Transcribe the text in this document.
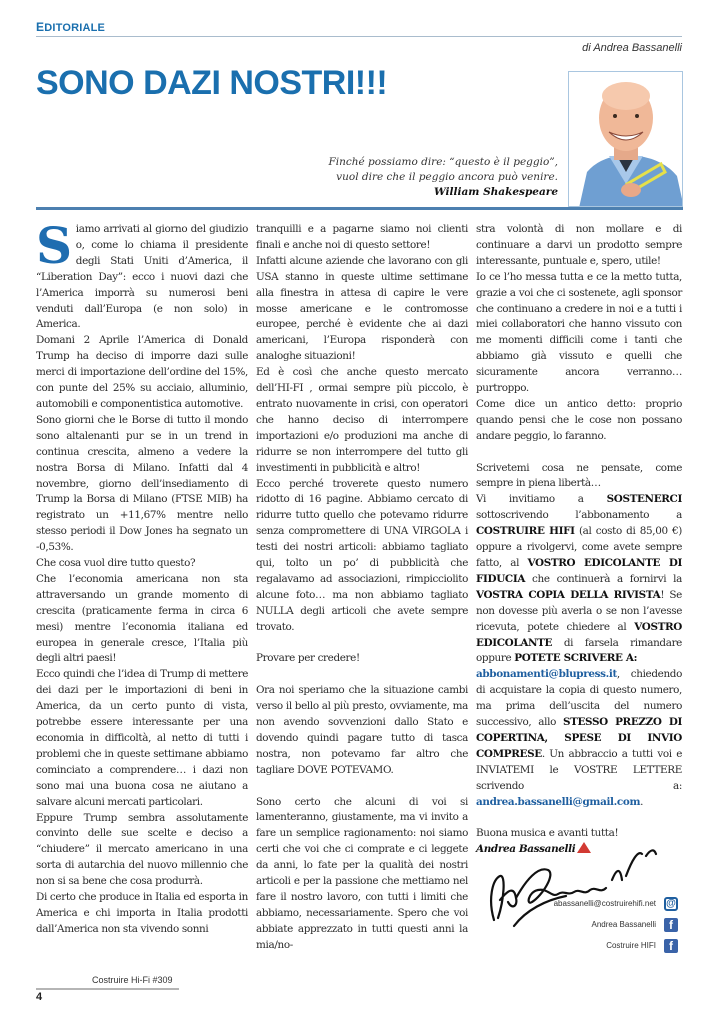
EDITORIALE
di Andrea Bassanelli
SONO DAZI NOSTRI!!!
Finché possiamo dire: “questo è il peggio”,
vuol dire che il peggio ancora può venire.
William Shakespeare

Siamo arrivati al giorno del giudizio o, come lo chiama il presidente degli Stati Uniti d’America, il “Liberation Day”: ecco i nuovi dazi che l’America imporrà su numerosi beni venduti dall’Europa (e non solo) in America.

Domani 2 Aprile l’America di Donald Trump ha deciso di imporre dazi sulle merci di importazione dell’ordine del 15%, con punte del 25% su acciaio, alluminio, automobili e componentistica automotive.

Sono giorni che le Borse di tutto il mondo sono altalenanti pur se in un trend in continua crescita, almeno a vedere la nostra Borsa di Milano. Infatti dal 4 novembre, giorno dell’insediamento di Trump la Borsa di Milano (FTSE MIB) ha registrato un +11,67% mentre nello stesso periodi il Dow Jones ha segnato un -0,53%.

Che cosa vuol dire tutto questo?

Che l’economia americana non sta attraversando un grande momento di crescita (praticamente ferma in circa 6 mesi) mentre l’economia italiana ed europea in generale cresce, l’Italia più degli altri paesi!

Ecco quindi che l’idea di Trump di mettere dei dazi per le importazioni di beni in America, da un certo punto di vista, potrebbe essere interessante per una economia in difficoltà, al netto di tutti i problemi che in queste settimane abbiamo cominciato a comprendere… i dazi non sono mai una buona cosa ne aiutano a salvare alcuni mercati particolari.

Eppure Trump sembra assolutamente convinto delle sue scelte e deciso a “chiudere” il mercato americano in una sorta di autarchia del nuovo millennio che non si sa bene che cosa produrrà.

Di certo che produce in Italia ed esporta in America e chi importa in Italia prodotti dall’America non sta vivendo sonni

tranquilli e a pagarne siamo noi clienti finali e anche noi di questo settore!

Infatti alcune aziende che lavorano con gli USA stanno in queste ultime settimane alla finestra in attesa di capire le vere mosse americane e le contromosse europee, perché è evidente che ai dazi americani, l’Europa risponderà con analoghe situazioni!

Ed è così che anche questo mercato dell’HI-FI , ormai sempre più piccolo, è entrato nuovamente in crisi, con operatori che hanno deciso di interrompere importazioni e/o produzioni ma anche di ridurre se non interrompere del tutto gli investimenti in pubblicità e altro!

Ecco perché troverete questo numero ridotto di 16 pagine. Abbiamo cercato di ridurre tutto quello che potevamo ridurre senza compromettere di UNA VIRGOLA i testi dei nostri articoli: abbiamo tagliato qui, tolto un po’ di pubblicità che regalavamo ad associazioni, rimpicciolito alcune foto… ma non abbiamo tagliato NULLA degli articoli che avete sempre trovato.

Provare per credere!

Ora noi speriamo che la situazione cambi verso il bello al più presto, ovviamente, ma non avendo sovvenzioni dallo Stato e dovendo quindi pagare tutto di tasca nostra, non potevamo far altro che tagliare DOVE POTEVAMO.

Sono certo che alcuni di voi si lamenteranno, giustamente, ma vi invito a fare un semplice ragionamento: noi siamo certi che voi che ci comprate e ci leggete da anni, lo fate per la qualità dei nostri articoli e per la passione che mettiamo nel fare il nostro lavoro, con tutti i limiti che abbiamo, necessariamente. Spero che voi abbiate apprezzato in tutti questi anni la mia/no-

stra volontà di non mollare e di continuare a darvi un prodotto sempre interessante, puntuale e, spero, utile!

Io ce l’ho messa tutta e ce la metto tutta, grazie a voi che ci sostenete, agli sponsor che continuano a credere in noi e a tutti i miei collaboratori che hanno vissuto con me momenti difficili come i tanti che abbiamo già vissuto e quelli che sicuramente ancora verranno… purtroppo.

Come dice un antico detto: proprio quando pensi che le cose non possano andare peggio, lo faranno.

Scrivetemi cosa ne pensate, come sempre in piena libertà…

Vi invitiamo a SOSTENERCI sottoscrivendo l’abbonamento a COSTRUIRE HIFI (al costo di 85,00 €) oppure a rivolgervi, come avete sempre fatto, al VOSTRO EDICOLANTE DI FIDUCIA che continuerà a fornirvi la VOSTRA COPIA DELLA RIVISTA! Se non dovesse più averla o se non l’avesse ricevuta, potete chiedere al VOSTRO EDICOLANTE di farsela rimandare oppure POTETE SCRIVERE A:

abbonamenti@blupress.it, chiedendo di acquistare la copia di questo numero, ma prima dell’uscita del numero successivo, allo STESSO PREZZO DI COPERTINA, SPESE DI INVIO COMPRESE. Un abbraccio a tutti voi e INVIATEMI le VOSTRE LETTERE scrivendo a: andrea.bassanelli@gmail.com.

Buona musica e avanti tutta!

Andrea Bassanelli

abassanelli@costruirehifi.net @
Andrea Bassanelli	f
Costruire HIFI	f
Costruire Hi-Fi #309
4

» **Aim**
Copy the data word for word. Pictures do not go in the copy.

» **Correct output**
Transcribe the text in this document.
EDITORIALE
di Andrea Bassanelli
SONO DAZI NOSTRI!!!
Finché possiamo dire: “questo è il peggio”,
vuol dire che il peggio ancora può venire.
William Shakespeare

Siamo arrivati al giorno del giudizio o, come lo chiama il presidente degli Stati Uniti d’America, il “Liberation Day”: ecco i nuovi dazi che l’America imporrà su numerosi beni venduti dall’Europa (e non solo) in America.

Domani 2 Aprile l’America di Donald Trump ha deciso di imporre dazi sulle merci di importazione dell’ordine del 15%, con punte del 25% su acciaio, alluminio, automobili e componentistica automotive.

Sono giorni che le Borse di tutto il mondo sono altalenanti pur se in un trend in continua crescita, almeno a vedere la nostra Borsa di Milano. Infatti dal 4 novembre, giorno dell’insediamento di Trump la Borsa di Milano (FTSE MIB) ha registrato un +11,67% mentre nello stesso periodi il Dow Jones ha segnato un -0,53%.

Che cosa vuol dire tutto questo?

Che l’economia americana non sta attraversando un grande momento di crescita (praticamente ferma in circa 6 mesi) mentre l’economia italiana ed europea in generale cresce, l’Italia più degli altri paesi!

Ecco quindi che l’idea di Trump di mettere dei dazi per le importazioni di beni in America, da un certo punto di vista, potrebbe essere interessante per una economia in difficoltà, al netto di tutti i problemi che in queste settimane abbiamo cominciato a comprendere… i dazi non sono mai una buona cosa ne aiutano a salvare alcuni mercati particolari.

Eppure Trump sembra assolutamente convinto delle sue scelte e deciso a “chiudere” il mercato americano in una sorta di autarchia del nuovo millennio che non si sa bene che cosa produrrà.

Di certo che produce in Italia ed esporta in America e chi importa in Italia prodotti dall’America non sta vivendo sonni

tranquilli e a pagarne siamo noi clienti finali e anche noi di questo settore!

Infatti alcune aziende che lavorano con gli USA stanno in queste ultime settimane alla finestra in attesa di capire le vere mosse americane e le contromosse europee, perché è evidente che ai dazi americani, l’Europa risponderà con analoghe situazioni!

Ed è così che anche questo mercato dell’HI-FI , ormai sempre più piccolo, è entrato nuovamente in crisi, con operatori che hanno deciso di interrompere importazioni e/o produzioni ma anche di ridurre se non interrompere del tutto gli investimenti in pubblicità e altro!

Ecco perché troverete questo numero ridotto di 16 pagine. Abbiamo cercato di ridurre tutto quello che potevamo ridurre senza compromettere di UNA VIRGOLA i testi dei nostri articoli: abbiamo tagliato qui, tolto un po’ di pubblicità che regalavamo ad associazioni, rimpicciolito alcune foto… ma non abbiamo tagliato NULLA degli articoli che avete sempre trovato.

Provare per credere!

Ora noi speriamo che la situazione cambi verso il bello al più presto, ovviamente, ma non avendo sovvenzioni dallo Stato e dovendo quindi pagare tutto di tasca nostra, non potevamo far altro che tagliare DOVE POTEVAMO.

Sono certo che alcuni di voi si lamenteranno, giustamente, ma vi invito a fare un semplice ragionamento: noi siamo certi che voi che ci comprate e ci leggete da anni, lo fate per la qualità dei nostri articoli e per la passione che mettiamo nel fare il nostro lavoro, con tutti i limiti che abbiamo, necessariamente. Spero che voi abbiate apprezzato in tutti questi anni la mia/no-

stra volontà di non mollare e di continuare a darvi un prodotto sempre interessante, puntuale e, spero, utile!

Io ce l’ho messa tutta e ce la metto tutta, grazie a voi che ci sostenete, agli sponsor che continuano a credere in noi e a tutti i miei collaboratori che hanno vissuto con me momenti difficili come i tanti che abbiamo già vissuto e quelli che sicuramente ancora verranno… purtroppo.

Come dice un antico detto: proprio quando pensi che le cose non possano andare peggio, lo faranno.

Scrivetemi cosa ne pensate, come sempre in piena libertà…

Vi invitiamo a SOSTENERCI sottoscrivendo l’abbonamento a COSTRUIRE HIFI (al costo di 85,00 €) oppure a rivolgervi, come avete sempre fatto, al VOSTRO EDICOLANTE DI FIDUCIA che continuerà a fornirvi la VOSTRA COPIA DELLA RIVISTA! Se non dovesse più averla o se non l’avesse ricevuta, potete chiedere al VOSTRO EDICOLANTE di farsela rimandare oppure POTETE SCRIVERE A:

abbonamenti@blupress.it, chiedendo di acquistare la copia di questo numero, ma prima dell’uscita del numero successivo, allo STESSO PREZZO DI COPERTINA, SPESE DI INVIO COMPRESE. Un abbraccio a tutti voi e INVIATEMI le VOSTRE LETTERE scrivendo a: andrea.bassanelli@gmail.com.

Buona musica e avanti tutta!

Andrea Bassanelli

abassanelli@costruirehifi.net @
Andrea Bassanelli	f
Costruire HIFI	f
Costruire Hi-Fi #309
4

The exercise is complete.